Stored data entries
────────────────────────────────────────

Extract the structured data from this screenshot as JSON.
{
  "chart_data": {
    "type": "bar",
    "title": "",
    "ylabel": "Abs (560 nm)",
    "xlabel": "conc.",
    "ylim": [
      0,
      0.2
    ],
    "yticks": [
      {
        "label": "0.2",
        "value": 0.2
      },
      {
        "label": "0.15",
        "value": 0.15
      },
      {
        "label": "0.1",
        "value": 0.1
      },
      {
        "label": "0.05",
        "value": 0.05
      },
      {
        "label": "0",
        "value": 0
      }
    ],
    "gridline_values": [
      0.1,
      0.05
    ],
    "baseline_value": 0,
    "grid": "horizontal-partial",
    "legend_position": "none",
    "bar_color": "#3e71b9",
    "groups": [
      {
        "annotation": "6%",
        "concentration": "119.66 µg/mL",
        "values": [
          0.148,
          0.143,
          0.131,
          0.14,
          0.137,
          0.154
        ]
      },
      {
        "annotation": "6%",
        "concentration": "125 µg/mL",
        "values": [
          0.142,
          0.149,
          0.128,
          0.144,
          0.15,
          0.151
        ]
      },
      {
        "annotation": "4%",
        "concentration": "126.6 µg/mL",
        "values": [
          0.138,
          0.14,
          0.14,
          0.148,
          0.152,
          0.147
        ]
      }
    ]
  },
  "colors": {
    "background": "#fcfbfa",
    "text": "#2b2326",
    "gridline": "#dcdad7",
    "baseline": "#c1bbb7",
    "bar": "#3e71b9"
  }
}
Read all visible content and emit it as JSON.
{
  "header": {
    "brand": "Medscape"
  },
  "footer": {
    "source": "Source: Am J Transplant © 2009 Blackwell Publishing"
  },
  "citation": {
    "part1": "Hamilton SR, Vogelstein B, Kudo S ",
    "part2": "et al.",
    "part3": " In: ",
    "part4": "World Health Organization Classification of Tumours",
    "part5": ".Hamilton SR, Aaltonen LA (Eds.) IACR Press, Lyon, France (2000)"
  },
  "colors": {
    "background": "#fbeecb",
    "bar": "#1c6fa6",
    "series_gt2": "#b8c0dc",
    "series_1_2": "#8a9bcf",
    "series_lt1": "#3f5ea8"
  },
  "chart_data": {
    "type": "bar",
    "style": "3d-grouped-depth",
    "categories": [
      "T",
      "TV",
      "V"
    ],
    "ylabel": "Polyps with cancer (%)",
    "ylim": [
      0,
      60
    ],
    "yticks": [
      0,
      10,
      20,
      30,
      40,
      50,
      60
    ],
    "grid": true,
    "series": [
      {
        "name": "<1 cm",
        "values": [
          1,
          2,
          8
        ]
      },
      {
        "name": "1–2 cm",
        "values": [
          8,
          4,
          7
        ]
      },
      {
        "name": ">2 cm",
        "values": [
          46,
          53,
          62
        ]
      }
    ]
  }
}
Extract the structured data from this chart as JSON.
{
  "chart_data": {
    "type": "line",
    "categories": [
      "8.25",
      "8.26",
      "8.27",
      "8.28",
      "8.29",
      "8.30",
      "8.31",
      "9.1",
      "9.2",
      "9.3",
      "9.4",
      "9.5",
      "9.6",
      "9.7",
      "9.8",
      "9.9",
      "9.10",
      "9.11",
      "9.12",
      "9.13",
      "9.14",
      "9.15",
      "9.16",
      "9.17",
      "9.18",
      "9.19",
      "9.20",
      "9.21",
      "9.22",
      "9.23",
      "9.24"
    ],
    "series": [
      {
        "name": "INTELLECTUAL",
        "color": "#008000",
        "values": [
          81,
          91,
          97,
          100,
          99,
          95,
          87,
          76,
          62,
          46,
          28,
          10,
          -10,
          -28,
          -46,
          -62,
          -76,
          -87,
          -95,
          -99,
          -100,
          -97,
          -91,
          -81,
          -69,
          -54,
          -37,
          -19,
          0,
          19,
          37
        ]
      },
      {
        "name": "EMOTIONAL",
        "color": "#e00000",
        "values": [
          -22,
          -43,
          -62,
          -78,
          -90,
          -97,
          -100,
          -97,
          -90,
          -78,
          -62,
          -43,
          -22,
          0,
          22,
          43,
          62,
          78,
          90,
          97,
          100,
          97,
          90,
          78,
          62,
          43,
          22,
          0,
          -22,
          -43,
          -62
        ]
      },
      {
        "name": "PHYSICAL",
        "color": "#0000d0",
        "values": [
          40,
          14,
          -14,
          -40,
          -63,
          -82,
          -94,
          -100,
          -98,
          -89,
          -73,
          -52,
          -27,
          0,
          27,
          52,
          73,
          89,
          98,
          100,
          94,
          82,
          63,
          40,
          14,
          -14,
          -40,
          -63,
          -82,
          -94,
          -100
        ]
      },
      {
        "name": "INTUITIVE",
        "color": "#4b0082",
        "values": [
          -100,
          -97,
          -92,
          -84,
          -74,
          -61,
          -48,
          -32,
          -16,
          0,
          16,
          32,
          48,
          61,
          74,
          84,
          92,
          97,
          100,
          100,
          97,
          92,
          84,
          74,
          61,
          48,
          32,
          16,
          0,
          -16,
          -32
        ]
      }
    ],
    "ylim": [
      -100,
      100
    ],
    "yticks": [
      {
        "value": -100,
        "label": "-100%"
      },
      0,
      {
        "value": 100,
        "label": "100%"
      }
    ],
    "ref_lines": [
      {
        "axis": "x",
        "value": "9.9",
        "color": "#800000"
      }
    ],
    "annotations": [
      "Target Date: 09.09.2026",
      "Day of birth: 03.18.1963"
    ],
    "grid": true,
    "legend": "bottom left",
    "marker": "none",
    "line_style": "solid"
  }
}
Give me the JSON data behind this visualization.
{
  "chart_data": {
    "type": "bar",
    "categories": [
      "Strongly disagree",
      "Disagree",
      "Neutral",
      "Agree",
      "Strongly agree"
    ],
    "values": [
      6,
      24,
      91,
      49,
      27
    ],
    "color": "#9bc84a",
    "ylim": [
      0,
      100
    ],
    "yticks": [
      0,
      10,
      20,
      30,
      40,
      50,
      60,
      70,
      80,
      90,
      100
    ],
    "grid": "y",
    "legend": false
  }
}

────────────────────────────────────────

Look above for every line with the word "from" and copy it.

== Output of the task ==
Extract the structured data from this screenshot as JSON.
Extract the structured data from this chart as JSON.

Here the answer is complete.